Problem details » Your task is to repeat all of the material exactly.

Records for the task »
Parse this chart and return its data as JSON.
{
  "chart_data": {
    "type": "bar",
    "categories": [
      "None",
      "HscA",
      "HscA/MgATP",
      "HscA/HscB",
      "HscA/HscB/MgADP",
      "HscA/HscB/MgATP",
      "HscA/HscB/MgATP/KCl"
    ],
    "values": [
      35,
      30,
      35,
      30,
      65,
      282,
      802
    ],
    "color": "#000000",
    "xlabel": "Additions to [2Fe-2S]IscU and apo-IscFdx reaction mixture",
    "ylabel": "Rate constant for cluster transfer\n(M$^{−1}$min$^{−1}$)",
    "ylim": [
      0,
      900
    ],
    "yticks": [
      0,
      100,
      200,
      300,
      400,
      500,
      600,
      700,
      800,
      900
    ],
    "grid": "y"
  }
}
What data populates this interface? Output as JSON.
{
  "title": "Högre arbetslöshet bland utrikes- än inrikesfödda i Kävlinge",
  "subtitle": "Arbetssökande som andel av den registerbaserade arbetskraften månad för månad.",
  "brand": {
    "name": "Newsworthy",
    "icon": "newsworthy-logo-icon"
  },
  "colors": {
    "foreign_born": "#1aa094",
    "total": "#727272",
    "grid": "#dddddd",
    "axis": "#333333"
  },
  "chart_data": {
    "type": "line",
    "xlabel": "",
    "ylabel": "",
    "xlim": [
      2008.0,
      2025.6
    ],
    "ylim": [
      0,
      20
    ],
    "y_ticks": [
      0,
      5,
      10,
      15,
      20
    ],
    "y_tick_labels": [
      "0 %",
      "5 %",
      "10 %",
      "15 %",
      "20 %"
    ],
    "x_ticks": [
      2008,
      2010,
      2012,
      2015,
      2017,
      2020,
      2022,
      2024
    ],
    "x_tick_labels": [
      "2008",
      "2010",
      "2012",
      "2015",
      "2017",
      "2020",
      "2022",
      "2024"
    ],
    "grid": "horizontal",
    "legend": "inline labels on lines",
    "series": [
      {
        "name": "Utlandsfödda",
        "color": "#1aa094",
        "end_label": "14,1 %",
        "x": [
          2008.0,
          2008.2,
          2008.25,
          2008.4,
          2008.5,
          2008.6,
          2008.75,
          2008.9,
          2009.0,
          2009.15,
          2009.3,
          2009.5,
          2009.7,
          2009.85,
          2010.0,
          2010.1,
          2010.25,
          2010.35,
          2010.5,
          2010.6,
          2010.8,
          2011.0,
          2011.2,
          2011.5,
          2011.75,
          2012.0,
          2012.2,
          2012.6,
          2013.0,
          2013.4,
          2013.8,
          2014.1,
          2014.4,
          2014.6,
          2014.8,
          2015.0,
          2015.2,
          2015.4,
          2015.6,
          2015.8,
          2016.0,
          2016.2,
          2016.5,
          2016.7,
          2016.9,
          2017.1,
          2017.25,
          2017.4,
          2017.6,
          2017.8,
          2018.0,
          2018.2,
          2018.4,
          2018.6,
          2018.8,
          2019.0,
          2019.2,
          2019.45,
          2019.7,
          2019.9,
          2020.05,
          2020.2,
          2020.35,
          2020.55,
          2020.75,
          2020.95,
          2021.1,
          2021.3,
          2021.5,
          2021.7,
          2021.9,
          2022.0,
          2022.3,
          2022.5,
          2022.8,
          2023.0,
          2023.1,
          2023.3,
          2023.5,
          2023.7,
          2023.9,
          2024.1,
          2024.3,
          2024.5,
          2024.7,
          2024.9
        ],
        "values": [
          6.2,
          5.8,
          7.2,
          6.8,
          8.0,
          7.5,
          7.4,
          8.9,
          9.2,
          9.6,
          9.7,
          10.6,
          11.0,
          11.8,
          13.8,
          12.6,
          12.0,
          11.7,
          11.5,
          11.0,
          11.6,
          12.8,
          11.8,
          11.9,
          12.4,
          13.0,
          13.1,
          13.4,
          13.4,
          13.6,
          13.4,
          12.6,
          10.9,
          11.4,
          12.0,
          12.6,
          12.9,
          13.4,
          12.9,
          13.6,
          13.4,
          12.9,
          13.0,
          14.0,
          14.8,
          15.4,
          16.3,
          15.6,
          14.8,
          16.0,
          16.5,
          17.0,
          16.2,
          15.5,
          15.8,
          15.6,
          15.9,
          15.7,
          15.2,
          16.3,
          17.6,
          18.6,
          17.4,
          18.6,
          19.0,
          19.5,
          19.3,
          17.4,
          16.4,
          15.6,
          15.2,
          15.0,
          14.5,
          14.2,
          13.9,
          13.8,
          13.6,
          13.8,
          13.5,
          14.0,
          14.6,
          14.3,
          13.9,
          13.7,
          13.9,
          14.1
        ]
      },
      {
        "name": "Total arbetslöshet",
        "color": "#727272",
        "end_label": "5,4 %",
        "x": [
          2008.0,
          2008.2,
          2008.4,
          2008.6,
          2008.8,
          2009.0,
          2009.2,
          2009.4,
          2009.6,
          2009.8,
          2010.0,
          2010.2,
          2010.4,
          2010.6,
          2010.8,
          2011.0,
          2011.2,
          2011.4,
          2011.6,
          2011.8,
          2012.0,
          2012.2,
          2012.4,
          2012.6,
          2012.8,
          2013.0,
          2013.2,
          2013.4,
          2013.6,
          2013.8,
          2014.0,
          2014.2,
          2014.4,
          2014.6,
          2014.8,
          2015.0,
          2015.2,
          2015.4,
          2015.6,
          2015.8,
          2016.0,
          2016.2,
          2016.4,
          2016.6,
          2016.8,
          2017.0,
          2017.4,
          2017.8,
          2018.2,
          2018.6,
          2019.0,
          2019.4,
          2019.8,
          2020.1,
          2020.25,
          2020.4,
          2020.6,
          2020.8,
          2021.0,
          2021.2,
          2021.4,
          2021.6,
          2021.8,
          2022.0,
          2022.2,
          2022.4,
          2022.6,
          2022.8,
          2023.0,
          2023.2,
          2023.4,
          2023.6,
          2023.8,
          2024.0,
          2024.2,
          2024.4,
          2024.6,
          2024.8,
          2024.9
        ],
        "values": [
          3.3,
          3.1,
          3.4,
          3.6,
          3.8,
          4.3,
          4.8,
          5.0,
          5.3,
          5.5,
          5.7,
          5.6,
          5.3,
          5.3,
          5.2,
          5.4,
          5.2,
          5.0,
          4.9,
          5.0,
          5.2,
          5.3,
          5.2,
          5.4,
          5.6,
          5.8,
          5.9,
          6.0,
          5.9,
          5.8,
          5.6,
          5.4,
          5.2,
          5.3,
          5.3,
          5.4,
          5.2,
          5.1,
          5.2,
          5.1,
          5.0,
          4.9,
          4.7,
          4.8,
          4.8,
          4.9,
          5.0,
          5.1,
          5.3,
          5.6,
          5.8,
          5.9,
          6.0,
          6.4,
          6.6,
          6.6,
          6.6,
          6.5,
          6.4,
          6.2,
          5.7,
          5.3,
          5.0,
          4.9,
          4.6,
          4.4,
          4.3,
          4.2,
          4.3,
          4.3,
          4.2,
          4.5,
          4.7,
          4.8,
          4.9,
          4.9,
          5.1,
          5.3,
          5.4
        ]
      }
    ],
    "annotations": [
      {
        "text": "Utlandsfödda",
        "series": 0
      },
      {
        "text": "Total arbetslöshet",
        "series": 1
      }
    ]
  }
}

Task output »
Parse this chart and return its data as JSON.
{
  "chart_data": {
    "type": "bar",
    "categories": [
      "None",
      "HscA",
      "HscA/MgATP",
      "HscA/HscB",
      "HscA/HscB/MgADP",
      "HscA/HscB/MgATP",
      "HscA/HscB/MgATP/KCl"
    ],
    "values": [
      35,
      30,
      35,
      30,
      65,
      282,
      802
    ],
    "color": "#000000",
    "xlabel": "Additions to [2Fe-2S]IscU and apo-IscFdx reaction mixture",
    "ylabel": "Rate constant for cluster transfer\n(M$^{−1}$min$^{−1}$)",
    "ylim": [
      0,
      900
    ],
    "yticks": [
      0,
      100,
      200,
      300,
      400,
      500,
      600,
      700,
      800,
      900
    ],
    "grid": "y"
  }
}
What data populates this interface? Output as JSON.
{
  "title": "Högre arbetslöshet bland utrikes- än inrikesfödda i Kävlinge",
  "subtitle": "Arbetssökande som andel av den registerbaserade arbetskraften månad för månad.",
  "brand": {
    "name": "Newsworthy",
    "icon": "newsworthy-logo-icon"
  },
  "colors": {
    "foreign_born": "#1aa094",
    "total": "#727272",
    "grid": "#dddddd",
    "axis": "#333333"
  },
  "chart_data": {
    "type": "line",
    "xlabel": "",
    "ylabel": "",
    "xlim": [
      2008.0,
      2025.6
    ],
    "ylim": [
      0,
      20
    ],
    "y_ticks": [
      0,
      5,
      10,
      15,
      20
    ],
    "y_tick_labels": [
      "0 %",
      "5 %",
      "10 %",
      "15 %",
      "20 %"
    ],
    "x_ticks": [
      2008,
      2010,
      2012,
      2015,
      2017,
      2020,
      2022,
      2024
    ],
    "x_tick_labels": [
      "2008",
      "2010",
      "2012",
      "2015",
      "2017",
      "2020",
      "2022",
      "2024"
    ],
    "grid": "horizontal",
    "legend": "inline labels on lines",
    "series": [
      {
        "name": "Utlandsfödda",
        "color": "#1aa094",
        "end_label": "14,1 %",
        "x": [
          2008.0,
          2008.2,
          2008.25,
          2008.4,
          2008.5,
          2008.6,
          2008.75,
          2008.9,
          2009.0,
          2009.15,
          2009.3,
          2009.5,
          2009.7,
          2009.85,
          2010.0,
          2010.1,
          2010.25,
          2010.35,
          2010.5,
          2010.6,
          2010.8,
          2011.0,
          2011.2,
          2011.5,
          2011.75,
          2012.0,
          2012.2,
          2012.6,
          2013.0,
          2013.4,
          2013.8,
          2014.1,
          2014.4,
          2014.6,
          2014.8,
          2015.0,
          2015.2,
          2015.4,
          2015.6,
          2015.8,
          2016.0,
          2016.2,
          2016.5,
          2016.7,
          2016.9,
          2017.1,
          2017.25,
          2017.4,
          2017.6,
          2017.8,
          2018.0,
          2018.2,
          2018.4,
          2018.6,
          2018.8,
          2019.0,
          2019.2,
          2019.45,
          2019.7,
          2019.9,
          2020.05,
          2020.2,
          2020.35,
          2020.55,
          2020.75,
          2020.95,
          2021.1,
          2021.3,
          2021.5,
          2021.7,
          2021.9,
          2022.0,
          2022.3,
          2022.5,
          2022.8,
          2023.0,
          2023.1,
          2023.3,
          2023.5,
          2023.7,
          2023.9,
          2024.1,
          2024.3,
          2024.5,
          2024.7,
          2024.9
        ],
        "values": [
          6.2,
          5.8,
          7.2,
          6.8,
          8.0,
          7.5,
          7.4,
          8.9,
          9.2,
          9.6,
          9.7,
          10.6,
          11.0,
          11.8,
          13.8,
          12.6,
          12.0,
          11.7,
          11.5,
          11.0,
          11.6,
          12.8,
          11.8,
          11.9,
          12.4,
          13.0,
          13.1,
          13.4,
          13.4,
          13.6,
          13.4,
          12.6,
          10.9,
          11.4,
          12.0,
          12.6,
          12.9,
          13.4,
          12.9,
          13.6,
          13.4,
          12.9,
          13.0,
          14.0,
          14.8,
          15.4,
          16.3,
          15.6,
          14.8,
          16.0,
          16.5,
          17.0,
          16.2,
          15.5,
          15.8,
          15.6,
          15.9,
          15.7,
          15.2,
          16.3,
          17.6,
          18.6,
          17.4,
          18.6,
          19.0,
          19.5,
          19.3,
          17.4,
          16.4,
          15.6,
          15.2,
          15.0,
          14.5,
          14.2,
          13.9,
          13.8,
          13.6,
          13.8,
          13.5,
          14.0,
          14.6,
          14.3,
          13.9,
          13.7,
          13.9,
          14.1
        ]
      },
      {
        "name": "Total arbetslöshet",
        "color": "#727272",
        "end_label": "5,4 %",
        "x": [
          2008.0,
          2008.2,
          2008.4,
          2008.6,
          2008.8,
          2009.0,
          2009.2,
          2009.4,
          2009.6,
          2009.8,
          2010.0,
          2010.2,
          2010.4,
          2010.6,
          2010.8,
          2011.0,
          2011.2,
          2011.4,
          2011.6,
          2011.8,
          2012.0,
          2012.2,
          2012.4,
          2012.6,
          2012.8,
          2013.0,
          2013.2,
          2013.4,
          2013.6,
          2013.8,
          2014.0,
          2014.2,
          2014.4,
          2014.6,
          2014.8,
          2015.0,
          2015.2,
          2015.4,
          2015.6,
          2015.8,
          2016.0,
          2016.2,
          2016.4,
          2016.6,
          2016.8,
          2017.0,
          2017.4,
          2017.8,
          2018.2,
          2018.6,
          2019.0,
          2019.4,
          2019.8,
          2020.1,
          2020.25,
          2020.4,
          2020.6,
          2020.8,
          2021.0,
          2021.2,
          2021.4,
          2021.6,
          2021.8,
          2022.0,
          2022.2,
          2022.4,
          2022.6,
          2022.8,
          2023.0,
          2023.2,
          2023.4,
          2023.6,
          2023.8,
          2024.0,
          2024.2,
          2024.4,
          2024.6,
          2024.8,
          2024.9
        ],
        "values": [
          3.3,
          3.1,
          3.4,
          3.6,
          3.8,
          4.3,
          4.8,
          5.0,
          5.3,
          5.5,
          5.7,
          5.6,
          5.3,
          5.3,
          5.2,
          5.4,
          5.2,
          5.0,
          4.9,
          5.0,
          5.2,
          5.3,
          5.2,
          5.4,
          5.6,
          5.8,
          5.9,
          6.0,
          5.9,
          5.8,
          5.6,
          5.4,
          5.2,
          5.3,
          5.3,
          5.4,
          5.2,
          5.1,
          5.2,
          5.1,
          5.0,
          4.9,
          4.7,
          4.8,
          4.8,
          4.9,
          5.0,
          5.1,
          5.3,
          5.6,
          5.8,
          5.9,
          6.0,
          6.4,
          6.6,
          6.6,
          6.6,
          6.5,
          6.4,
          6.2,
          5.7,
          5.3,
          5.0,
          4.9,
          4.6,
          4.4,
          4.3,
          4.2,
          4.3,
          4.3,
          4.2,
          4.5,
          4.7,
          4.8,
          4.9,
          4.9,
          5.1,
          5.3,
          5.4
        ]
      }
    ],
    "annotations": [
      {
        "text": "Utlandsfödda",
        "series": 0
      },
      {
        "text": "Total arbetslöshet",
        "series": 1
      }
    ]
  }
}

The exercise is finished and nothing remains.